Source records
___

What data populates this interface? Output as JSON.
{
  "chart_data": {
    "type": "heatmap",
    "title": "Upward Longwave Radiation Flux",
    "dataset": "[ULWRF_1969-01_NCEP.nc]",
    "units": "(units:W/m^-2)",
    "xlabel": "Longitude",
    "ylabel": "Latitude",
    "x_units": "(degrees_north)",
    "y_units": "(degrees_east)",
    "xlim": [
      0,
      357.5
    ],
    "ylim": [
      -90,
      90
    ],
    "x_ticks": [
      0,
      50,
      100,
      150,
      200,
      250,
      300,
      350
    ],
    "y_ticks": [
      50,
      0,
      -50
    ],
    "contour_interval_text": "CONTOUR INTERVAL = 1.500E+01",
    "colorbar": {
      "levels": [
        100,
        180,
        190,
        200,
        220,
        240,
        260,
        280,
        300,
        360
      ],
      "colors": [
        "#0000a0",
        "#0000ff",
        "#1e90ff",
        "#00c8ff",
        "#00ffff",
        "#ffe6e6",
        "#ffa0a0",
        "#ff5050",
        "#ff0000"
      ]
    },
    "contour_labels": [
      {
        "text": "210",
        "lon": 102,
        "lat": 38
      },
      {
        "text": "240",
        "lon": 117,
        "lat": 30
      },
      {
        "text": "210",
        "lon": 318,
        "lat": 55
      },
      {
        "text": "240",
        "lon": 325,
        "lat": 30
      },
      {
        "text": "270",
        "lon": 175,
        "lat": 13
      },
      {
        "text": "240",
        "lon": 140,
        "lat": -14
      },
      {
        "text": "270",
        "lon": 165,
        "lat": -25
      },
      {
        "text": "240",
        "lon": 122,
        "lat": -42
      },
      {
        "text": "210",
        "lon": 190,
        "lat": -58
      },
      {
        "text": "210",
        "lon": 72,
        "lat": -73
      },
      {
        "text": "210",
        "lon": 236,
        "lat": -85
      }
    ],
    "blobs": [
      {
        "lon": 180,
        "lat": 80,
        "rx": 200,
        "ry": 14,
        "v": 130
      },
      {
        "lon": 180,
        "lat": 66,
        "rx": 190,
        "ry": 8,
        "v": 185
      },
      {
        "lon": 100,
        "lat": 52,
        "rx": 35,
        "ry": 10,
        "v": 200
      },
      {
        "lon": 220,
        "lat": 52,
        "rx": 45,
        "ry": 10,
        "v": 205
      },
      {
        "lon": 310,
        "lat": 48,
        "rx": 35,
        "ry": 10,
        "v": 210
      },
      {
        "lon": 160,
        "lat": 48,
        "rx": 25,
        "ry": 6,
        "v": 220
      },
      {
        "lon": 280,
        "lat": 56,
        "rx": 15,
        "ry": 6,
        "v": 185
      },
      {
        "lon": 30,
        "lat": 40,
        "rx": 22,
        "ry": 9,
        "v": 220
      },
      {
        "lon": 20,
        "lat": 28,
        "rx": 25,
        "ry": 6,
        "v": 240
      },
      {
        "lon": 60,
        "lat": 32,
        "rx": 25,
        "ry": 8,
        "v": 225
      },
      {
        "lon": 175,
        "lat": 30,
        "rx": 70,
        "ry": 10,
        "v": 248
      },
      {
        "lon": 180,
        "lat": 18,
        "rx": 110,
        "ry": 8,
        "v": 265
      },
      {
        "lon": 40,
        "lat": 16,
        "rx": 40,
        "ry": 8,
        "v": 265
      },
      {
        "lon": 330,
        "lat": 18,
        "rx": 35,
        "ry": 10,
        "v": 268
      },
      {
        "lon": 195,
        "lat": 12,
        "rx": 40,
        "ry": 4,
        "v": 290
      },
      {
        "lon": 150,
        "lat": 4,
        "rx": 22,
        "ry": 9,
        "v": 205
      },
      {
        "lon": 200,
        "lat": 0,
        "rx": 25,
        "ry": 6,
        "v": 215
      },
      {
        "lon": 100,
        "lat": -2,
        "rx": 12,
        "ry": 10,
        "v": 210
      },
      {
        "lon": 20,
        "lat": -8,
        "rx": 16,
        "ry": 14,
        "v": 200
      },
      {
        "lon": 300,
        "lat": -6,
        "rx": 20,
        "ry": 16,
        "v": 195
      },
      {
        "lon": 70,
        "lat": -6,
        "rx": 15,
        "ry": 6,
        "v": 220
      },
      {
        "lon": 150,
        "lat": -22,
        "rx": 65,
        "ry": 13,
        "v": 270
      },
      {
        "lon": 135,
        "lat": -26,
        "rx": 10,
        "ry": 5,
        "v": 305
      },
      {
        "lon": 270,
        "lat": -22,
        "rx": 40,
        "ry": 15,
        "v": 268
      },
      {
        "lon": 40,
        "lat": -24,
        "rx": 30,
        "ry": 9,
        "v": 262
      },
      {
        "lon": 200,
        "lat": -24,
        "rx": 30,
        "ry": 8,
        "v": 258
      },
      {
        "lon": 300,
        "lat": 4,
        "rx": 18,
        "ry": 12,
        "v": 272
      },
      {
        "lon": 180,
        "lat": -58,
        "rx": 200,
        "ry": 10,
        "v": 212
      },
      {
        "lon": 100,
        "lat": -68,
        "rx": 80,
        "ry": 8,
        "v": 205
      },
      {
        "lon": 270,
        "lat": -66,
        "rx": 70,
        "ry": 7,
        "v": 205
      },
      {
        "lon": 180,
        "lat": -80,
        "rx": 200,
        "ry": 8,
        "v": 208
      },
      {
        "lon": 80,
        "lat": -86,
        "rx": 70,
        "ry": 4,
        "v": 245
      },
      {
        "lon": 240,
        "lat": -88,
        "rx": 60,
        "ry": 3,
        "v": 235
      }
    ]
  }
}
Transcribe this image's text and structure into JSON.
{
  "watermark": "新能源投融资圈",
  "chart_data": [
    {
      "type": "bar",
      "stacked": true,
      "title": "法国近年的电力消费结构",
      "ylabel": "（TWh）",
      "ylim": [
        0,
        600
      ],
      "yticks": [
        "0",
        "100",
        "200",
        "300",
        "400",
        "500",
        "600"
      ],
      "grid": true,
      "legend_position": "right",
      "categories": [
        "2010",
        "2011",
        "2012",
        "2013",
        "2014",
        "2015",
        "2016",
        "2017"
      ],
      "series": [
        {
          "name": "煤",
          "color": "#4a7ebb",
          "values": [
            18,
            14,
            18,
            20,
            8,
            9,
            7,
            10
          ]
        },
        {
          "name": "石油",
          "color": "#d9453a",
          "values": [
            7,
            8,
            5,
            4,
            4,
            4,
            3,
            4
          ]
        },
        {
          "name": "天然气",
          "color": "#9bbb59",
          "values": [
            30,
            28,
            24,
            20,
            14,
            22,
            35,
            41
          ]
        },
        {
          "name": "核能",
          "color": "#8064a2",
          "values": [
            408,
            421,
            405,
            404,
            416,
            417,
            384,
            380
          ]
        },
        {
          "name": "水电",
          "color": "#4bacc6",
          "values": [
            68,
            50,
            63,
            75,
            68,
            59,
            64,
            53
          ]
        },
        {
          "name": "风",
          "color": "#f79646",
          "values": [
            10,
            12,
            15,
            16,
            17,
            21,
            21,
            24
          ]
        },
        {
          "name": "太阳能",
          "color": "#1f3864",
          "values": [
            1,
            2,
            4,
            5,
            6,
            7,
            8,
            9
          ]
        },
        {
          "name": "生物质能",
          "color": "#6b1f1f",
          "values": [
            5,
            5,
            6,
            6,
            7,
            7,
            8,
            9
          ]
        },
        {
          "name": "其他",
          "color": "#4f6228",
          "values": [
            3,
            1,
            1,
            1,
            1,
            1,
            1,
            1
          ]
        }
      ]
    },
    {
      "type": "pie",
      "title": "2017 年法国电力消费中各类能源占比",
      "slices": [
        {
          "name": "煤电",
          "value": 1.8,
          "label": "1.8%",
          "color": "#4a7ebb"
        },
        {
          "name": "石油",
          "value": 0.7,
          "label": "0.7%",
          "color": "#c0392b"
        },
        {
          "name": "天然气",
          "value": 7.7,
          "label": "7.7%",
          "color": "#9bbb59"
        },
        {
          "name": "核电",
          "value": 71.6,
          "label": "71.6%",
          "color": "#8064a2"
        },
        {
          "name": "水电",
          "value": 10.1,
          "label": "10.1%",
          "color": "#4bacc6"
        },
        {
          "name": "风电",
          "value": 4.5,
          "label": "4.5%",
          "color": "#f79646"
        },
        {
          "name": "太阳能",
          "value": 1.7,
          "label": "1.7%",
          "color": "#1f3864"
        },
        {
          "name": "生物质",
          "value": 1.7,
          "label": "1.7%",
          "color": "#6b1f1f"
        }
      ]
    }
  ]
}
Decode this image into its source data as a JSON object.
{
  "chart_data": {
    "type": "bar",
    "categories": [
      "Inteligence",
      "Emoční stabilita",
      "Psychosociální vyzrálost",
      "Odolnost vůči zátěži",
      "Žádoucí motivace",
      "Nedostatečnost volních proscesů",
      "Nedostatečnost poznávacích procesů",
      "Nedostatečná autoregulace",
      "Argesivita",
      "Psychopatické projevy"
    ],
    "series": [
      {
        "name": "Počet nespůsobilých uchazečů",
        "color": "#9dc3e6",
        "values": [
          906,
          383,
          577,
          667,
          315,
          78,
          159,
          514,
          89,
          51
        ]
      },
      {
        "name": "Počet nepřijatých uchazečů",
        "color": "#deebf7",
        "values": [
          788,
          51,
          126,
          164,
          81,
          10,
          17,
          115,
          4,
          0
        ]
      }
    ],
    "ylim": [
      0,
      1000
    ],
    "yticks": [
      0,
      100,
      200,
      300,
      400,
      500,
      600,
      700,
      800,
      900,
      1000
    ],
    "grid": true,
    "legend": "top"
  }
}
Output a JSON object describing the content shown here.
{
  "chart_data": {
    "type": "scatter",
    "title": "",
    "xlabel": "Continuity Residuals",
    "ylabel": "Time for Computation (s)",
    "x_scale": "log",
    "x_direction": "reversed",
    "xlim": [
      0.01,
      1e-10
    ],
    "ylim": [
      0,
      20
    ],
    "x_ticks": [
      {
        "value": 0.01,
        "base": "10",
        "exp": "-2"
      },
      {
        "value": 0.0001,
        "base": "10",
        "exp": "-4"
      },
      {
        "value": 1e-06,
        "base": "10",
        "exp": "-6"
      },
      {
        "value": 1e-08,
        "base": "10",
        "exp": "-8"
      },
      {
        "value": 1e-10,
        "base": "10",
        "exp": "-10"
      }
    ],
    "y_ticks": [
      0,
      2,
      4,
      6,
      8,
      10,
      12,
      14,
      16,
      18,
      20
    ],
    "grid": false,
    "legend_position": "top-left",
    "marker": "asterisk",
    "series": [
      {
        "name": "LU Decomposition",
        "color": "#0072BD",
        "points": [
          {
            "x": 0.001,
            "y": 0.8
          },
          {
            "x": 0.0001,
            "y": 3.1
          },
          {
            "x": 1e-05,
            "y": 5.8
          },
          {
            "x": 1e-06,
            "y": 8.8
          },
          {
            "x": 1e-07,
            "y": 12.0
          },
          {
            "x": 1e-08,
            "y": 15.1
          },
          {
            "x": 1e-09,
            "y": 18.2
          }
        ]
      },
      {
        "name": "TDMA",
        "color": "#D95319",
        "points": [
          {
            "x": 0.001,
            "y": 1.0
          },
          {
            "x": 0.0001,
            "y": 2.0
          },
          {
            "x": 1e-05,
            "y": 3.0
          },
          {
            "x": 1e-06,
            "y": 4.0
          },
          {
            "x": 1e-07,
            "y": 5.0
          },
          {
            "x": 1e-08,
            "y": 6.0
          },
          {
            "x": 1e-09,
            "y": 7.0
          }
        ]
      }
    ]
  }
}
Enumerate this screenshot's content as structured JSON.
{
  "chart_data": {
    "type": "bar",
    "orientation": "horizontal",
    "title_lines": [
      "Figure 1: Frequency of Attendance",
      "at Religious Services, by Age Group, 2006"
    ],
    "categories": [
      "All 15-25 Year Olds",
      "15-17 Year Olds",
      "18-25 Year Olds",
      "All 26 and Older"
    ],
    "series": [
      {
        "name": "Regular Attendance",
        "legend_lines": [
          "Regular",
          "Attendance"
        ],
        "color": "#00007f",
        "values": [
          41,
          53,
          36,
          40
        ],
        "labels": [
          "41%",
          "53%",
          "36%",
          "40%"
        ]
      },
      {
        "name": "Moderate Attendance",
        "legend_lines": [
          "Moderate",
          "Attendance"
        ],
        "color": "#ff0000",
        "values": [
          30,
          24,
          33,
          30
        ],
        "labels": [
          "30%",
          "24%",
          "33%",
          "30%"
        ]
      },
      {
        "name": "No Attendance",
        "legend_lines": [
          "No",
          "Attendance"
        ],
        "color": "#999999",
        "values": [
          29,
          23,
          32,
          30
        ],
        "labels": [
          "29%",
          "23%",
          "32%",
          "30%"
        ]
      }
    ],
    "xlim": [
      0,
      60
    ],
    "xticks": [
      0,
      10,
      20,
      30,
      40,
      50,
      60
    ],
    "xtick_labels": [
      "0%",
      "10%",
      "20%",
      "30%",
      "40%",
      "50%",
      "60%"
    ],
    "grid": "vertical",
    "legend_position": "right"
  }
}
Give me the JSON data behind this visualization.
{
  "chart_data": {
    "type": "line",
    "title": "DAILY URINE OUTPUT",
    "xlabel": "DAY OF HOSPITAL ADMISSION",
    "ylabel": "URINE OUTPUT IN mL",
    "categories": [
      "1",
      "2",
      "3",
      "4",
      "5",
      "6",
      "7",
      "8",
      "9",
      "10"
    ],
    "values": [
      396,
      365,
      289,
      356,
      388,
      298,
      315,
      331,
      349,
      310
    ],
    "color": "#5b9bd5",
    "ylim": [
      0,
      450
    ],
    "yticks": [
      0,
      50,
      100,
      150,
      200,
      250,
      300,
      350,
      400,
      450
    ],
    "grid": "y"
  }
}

___

**SET EXERCISE**
Please extract exactly, and only, the lines from the line containing "Give me the" through the last line of the records.

**WRITTEN SOLUTION**
Give me the JSON data behind this visualization.
{
  "chart_data": {
    "type": "line",
    "title": "DAILY URINE OUTPUT",
    "xlabel": "DAY OF HOSPITAL ADMISSION",
    "ylabel": "URINE OUTPUT IN mL",
    "categories": [
      "1",
      "2",
      "3",
      "4",
      "5",
      "6",
      "7",
      "8",
      "9",
      "10"
    ],
    "values": [
      396,
      365,
      289,
      356,
      388,
      298,
      315,
      331,
      349,
      310
    ],
    "color": "#5b9bd5",
    "ylim": [
      0,
      450
    ],
    "yticks": [
      0,
      50,
      100,
      150,
      200,
      250,
      300,
      350,
      400,
      450
    ],
    "grid": "y"
  }
}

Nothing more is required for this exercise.